Your goal —
Can you edit the listing below by replacing "Description with numbered items" with "Description with labeled parts" wherever it occurs and giving back every line with nothing else changed?

Data entries —
== == ==

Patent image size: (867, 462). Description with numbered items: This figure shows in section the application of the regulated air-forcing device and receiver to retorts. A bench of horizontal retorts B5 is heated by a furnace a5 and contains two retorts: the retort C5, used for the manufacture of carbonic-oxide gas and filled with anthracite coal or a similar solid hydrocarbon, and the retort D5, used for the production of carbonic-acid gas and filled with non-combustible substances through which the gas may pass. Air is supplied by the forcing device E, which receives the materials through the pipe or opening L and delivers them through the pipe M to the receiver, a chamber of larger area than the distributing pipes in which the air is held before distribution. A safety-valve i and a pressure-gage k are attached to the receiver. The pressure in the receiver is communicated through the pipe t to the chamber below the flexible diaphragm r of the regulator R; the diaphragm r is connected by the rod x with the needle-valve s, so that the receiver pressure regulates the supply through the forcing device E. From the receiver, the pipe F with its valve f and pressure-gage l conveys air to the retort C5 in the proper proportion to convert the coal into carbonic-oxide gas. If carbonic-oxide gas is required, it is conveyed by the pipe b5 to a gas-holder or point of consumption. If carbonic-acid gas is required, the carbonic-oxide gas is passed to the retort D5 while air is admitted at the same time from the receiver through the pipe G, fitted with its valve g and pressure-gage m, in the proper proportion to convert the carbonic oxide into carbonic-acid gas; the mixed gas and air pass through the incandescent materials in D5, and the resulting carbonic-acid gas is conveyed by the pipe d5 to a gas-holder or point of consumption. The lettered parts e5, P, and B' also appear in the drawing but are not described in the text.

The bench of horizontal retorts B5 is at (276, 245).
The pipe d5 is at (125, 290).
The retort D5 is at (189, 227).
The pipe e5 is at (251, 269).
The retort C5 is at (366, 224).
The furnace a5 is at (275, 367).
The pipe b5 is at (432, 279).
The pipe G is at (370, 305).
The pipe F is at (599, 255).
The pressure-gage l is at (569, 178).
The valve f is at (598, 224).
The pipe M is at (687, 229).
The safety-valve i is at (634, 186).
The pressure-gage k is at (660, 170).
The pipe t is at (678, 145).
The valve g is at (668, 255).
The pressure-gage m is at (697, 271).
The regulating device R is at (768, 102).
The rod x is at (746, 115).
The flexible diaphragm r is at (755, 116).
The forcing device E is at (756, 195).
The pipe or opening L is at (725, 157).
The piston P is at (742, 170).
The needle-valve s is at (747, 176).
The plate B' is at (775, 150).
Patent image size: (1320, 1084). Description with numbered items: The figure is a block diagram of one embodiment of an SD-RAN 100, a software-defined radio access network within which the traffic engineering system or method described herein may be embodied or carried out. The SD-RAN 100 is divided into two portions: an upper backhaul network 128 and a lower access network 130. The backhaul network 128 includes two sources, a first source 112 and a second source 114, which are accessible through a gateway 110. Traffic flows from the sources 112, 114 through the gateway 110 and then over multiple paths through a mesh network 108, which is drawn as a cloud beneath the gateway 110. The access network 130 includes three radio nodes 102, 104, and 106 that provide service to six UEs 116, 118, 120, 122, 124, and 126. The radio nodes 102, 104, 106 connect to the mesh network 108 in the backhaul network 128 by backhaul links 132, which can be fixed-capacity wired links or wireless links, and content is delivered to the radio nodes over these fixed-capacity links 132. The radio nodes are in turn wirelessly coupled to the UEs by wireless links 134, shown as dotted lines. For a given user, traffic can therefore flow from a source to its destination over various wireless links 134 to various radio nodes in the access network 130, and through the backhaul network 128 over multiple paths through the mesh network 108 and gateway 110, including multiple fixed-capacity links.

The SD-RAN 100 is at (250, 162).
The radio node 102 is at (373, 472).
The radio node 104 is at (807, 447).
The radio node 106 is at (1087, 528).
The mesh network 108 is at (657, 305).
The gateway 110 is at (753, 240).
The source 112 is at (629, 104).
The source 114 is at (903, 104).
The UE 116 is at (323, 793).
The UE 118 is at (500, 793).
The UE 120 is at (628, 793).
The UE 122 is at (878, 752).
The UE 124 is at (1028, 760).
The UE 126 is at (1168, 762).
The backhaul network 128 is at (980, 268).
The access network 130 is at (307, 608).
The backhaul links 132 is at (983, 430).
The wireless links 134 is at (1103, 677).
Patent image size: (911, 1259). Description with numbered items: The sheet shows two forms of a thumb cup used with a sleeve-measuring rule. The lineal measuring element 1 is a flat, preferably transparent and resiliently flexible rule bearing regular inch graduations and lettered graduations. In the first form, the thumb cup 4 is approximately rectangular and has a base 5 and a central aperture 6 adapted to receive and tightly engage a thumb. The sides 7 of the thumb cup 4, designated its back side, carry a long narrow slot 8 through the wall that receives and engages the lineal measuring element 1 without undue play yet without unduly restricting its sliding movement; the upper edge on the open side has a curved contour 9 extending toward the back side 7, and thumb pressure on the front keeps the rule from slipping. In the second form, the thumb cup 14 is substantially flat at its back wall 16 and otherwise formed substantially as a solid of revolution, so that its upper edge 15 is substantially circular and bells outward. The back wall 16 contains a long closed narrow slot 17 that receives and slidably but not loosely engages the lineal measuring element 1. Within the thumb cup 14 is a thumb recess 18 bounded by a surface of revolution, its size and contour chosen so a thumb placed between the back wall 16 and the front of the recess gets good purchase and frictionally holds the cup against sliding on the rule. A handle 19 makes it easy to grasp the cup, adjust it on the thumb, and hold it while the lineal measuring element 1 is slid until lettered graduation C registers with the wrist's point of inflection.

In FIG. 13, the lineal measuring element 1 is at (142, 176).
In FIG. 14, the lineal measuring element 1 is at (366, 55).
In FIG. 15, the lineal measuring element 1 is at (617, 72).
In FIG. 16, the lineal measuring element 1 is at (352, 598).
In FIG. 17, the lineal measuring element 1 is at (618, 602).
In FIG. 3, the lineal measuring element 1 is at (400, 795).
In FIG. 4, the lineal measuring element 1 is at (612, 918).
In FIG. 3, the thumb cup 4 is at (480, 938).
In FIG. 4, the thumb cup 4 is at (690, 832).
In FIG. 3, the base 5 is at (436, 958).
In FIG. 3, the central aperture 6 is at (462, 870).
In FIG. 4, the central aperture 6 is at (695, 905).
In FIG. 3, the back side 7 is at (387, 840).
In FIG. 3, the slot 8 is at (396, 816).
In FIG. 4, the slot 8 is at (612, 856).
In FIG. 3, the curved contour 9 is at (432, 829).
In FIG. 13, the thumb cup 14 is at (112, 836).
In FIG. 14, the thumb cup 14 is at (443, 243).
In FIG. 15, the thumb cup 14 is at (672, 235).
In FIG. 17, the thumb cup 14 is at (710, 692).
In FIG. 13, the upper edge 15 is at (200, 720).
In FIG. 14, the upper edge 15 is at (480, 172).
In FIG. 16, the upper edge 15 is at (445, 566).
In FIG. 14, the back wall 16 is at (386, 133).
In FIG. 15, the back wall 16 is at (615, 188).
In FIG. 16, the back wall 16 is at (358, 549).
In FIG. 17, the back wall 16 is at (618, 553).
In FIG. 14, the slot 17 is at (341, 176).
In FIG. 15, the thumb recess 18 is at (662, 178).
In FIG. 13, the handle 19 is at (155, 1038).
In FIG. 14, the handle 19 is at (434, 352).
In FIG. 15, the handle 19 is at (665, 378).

== == ==

Finished task —
Patent image size: (867, 462). Description with labeled parts: This figure shows in section the application of the regulated air-forcing device and receiver to retorts. A bench of horizontal retorts B5 is heated by a furnace a5 and contains two retorts: the retort C5, used for the manufacture of carbonic-oxide gas and filled with anthracite coal or a similar solid hydrocarbon, and the retort D5, used for the production of carbonic-acid gas and filled with non-combustible substances through which the gas may pass. Air is supplied by the forcing device E, which receives the materials through the pipe or opening L and delivers them through the pipe M to the receiver, a chamber of larger area than the distributing pipes in which the air is held before distribution. A safety-valve i and a pressure-gage k are attached to the receiver. The pressure in the receiver is communicated through the pipe t to the chamber below the flexible diaphragm r of the regulator R; the diaphragm r is connected by the rod x with the needle-valve s, so that the receiver pressure regulates the supply through the forcing device E. From the receiver, the pipe F with its valve f and pressure-gage l conveys air to the retort C5 in the proper proportion to convert the coal into carbonic-oxide gas. If carbonic-oxide gas is required, it is conveyed by the pipe b5 to a gas-holder or point of consumption. If carbonic-acid gas is required, the carbonic-oxide gas is passed to the retort D5 while air is admitted at the same time from the receiver through the pipe G, fitted with its valve g and pressure-gage m, in the proper proportion to convert the carbonic oxide into carbonic-acid gas; the mixed gas and air pass through the incandescent materials in D5, and the resulting carbonic-acid gas is conveyed by the pipe d5 to a gas-holder or point of consumption. The lettered parts e5, P, and B' also appear in the drawing but are not described in the text.

The bench of horizontal retorts B5 is at (276, 245).
The pipe d5 is at (125, 290).
The retort D5 is at (189, 227).
The pipe e5 is at (251, 269).
The retort C5 is at (366, 224).
The furnace a5 is at (275, 367).
The pipe b5 is at (432, 279).
The pipe G is at (370, 305).
The pipe F is at (599, 255).
The pressure-gage l is at (569, 178).
The valve f is at (598, 224).
The pipe M is at (687, 229).
The safety-valve i is at (634, 186).
The pressure-gage k is at (660, 170).
The pipe t is at (678, 145).
The valve g is at (668, 255).
The pressure-gage m is at (697, 271).
The regulating device R is at (768, 102).
The rod x is at (746, 115).
The flexible diaphragm r is at (755, 116).
The forcing device E is at (756, 195).
The pipe or opening L is at (725, 157).
The piston P is at (742, 170).
The needle-valve s is at (747, 176).
The plate B' is at (775, 150).
Patent image size: (1320, 1084). Description with labeled parts: The figure is a block diagram of one embodiment of an SD-RAN 100, a software-defined radio access network within which the traffic engineering system or method described herein may be embodied or carried out. The SD-RAN 100 is divided into two portions: an upper backhaul network 128 and a lower access network 130. The backhaul network 128 includes two sources, a first source 112 and a second source 114, which are accessible through a gateway 110. Traffic flows from the sources 112, 114 through the gateway 110 and then over multiple paths through a mesh network 108, which is drawn as a cloud beneath the gateway 110. The access network 130 includes three radio nodes 102, 104, and 106 that provide service to six UEs 116, 118, 120, 122, 124, and 126. The radio nodes 102, 104, 106 connect to the mesh network 108 in the backhaul network 128 by backhaul links 132, which can be fixed-capacity wired links or wireless links, and content is delivered to the radio nodes over these fixed-capacity links 132. The radio nodes are in turn wirelessly coupled to the UEs by wireless links 134, shown as dotted lines. For a given user, traffic can therefore flow from a source to its destination over various wireless links 134 to various radio nodes in the access network 130, and through the backhaul network 128 over multiple paths through the mesh network 108 and gateway 110, including multiple fixed-capacity links.

The SD-RAN 100 is at (250, 162).
The radio node 102 is at (373, 472).
The radio node 104 is at (807, 447).
The radio node 106 is at (1087, 528).
The mesh network 108 is at (657, 305).
The gateway 110 is at (753, 240).
The source 112 is at (629, 104).
The source 114 is at (903, 104).
The UE 116 is at (323, 793).
The UE 118 is at (500, 793).
The UE 120 is at (628, 793).
The UE 122 is at (878, 752).
The UE 124 is at (1028, 760).
The UE 126 is at (1168, 762).
The backhaul network 128 is at (980, 268).
The access network 130 is at (307, 608).
The backhaul links 132 is at (983, 430).
The wireless links 134 is at (1103, 677).
Patent image size: (911, 1259). Description with labeled parts: The sheet shows two forms of a thumb cup used with a sleeve-measuring rule. The lineal measuring element 1 is a flat, preferably transparent and resiliently flexible rule bearing regular inch graduations and lettered graduations. In the first form, the thumb cup 4 is approximately rectangular and has a base 5 and a central aperture 6 adapted to receive and tightly engage a thumb. The sides 7 of the thumb cup 4, designated its back side, carry a long narrow slot 8 through the wall that receives and engages the lineal measuring element 1 without undue play yet without unduly restricting its sliding movement; the upper edge on the open side has a curved contour 9 extending toward the back side 7, and thumb pressure on the front keeps the rule from slipping. In the second form, the thumb cup 14 is substantially flat at its back wall 16 and otherwise formed substantially as a solid of revolution, so that its upper edge 15 is substantially circular and bells outward. The back wall 16 contains a long closed narrow slot 17 that receives and slidably but not loosely engages the lineal measuring element 1. Within the thumb cup 14 is a thumb recess 18 bounded by a surface of revolution, its size and contour chosen so a thumb placed between the back wall 16 and the front of the recess gets good purchase and frictionally holds the cup against sliding on the rule. A handle 19 makes it easy to grasp the cup, adjust it on the thumb, and hold it while the lineal measuring element 1 is slid until lettered graduation C registers with the wrist's point of inflection.

In FIG. 13, the lineal measuring element 1 is at (142, 176).
In FIG. 14, the lineal measuring element 1 is at (366, 55).
In FIG. 15, the lineal measuring element 1 is at (617, 72).
In FIG. 16, the lineal measuring element 1 is at (352, 598).
In FIG. 17, the lineal measuring element 1 is at (618, 602).
In FIG. 3, the lineal measuring element 1 is at (400, 795).
In FIG. 4, the lineal measuring element 1 is at (612, 918).
In FIG. 3, the thumb cup 4 is at (480, 938).
In FIG. 4, the thumb cup 4 is at (690, 832).
In FIG. 3, the base 5 is at (436, 958).
In FIG. 3, the central aperture 6 is at (462, 870).
In FIG. 4, the central aperture 6 is at (695, 905).
In FIG. 3, the back side 7 is at (387, 840).
In FIG. 3, the slot 8 is at (396, 816).
In FIG. 4, the slot 8 is at (612, 856).
In FIG. 3, the curved contour 9 is at (432, 829).
In FIG. 13, the thumb cup 14 is at (112, 836).
In FIG. 14, the thumb cup 14 is at (443, 243).
In FIG. 15, the thumb cup 14 is at (672, 235).
In FIG. 17, the thumb cup 14 is at (710, 692).
In FIG. 13, the upper edge 15 is at (200, 720).
In FIG. 14, the upper edge 15 is at (480, 172).
In FIG. 16, the upper edge 15 is at (445, 566).
In FIG. 14, the back wall 16 is at (386, 133).
In FIG. 15, the back wall 16 is at (615, 188).
In FIG. 16, the back wall 16 is at (358, 549).
In FIG. 17, the back wall 16 is at (618, 553).
In FIG. 14, the slot 17 is at (341, 176).
In FIG. 15, the thumb recess 18 is at (662, 178).
In FIG. 13, the handle 19 is at (155, 1038).
In FIG. 14, the handle 19 is at (434, 352).
In FIG. 15, the handle 19 is at (665, 378).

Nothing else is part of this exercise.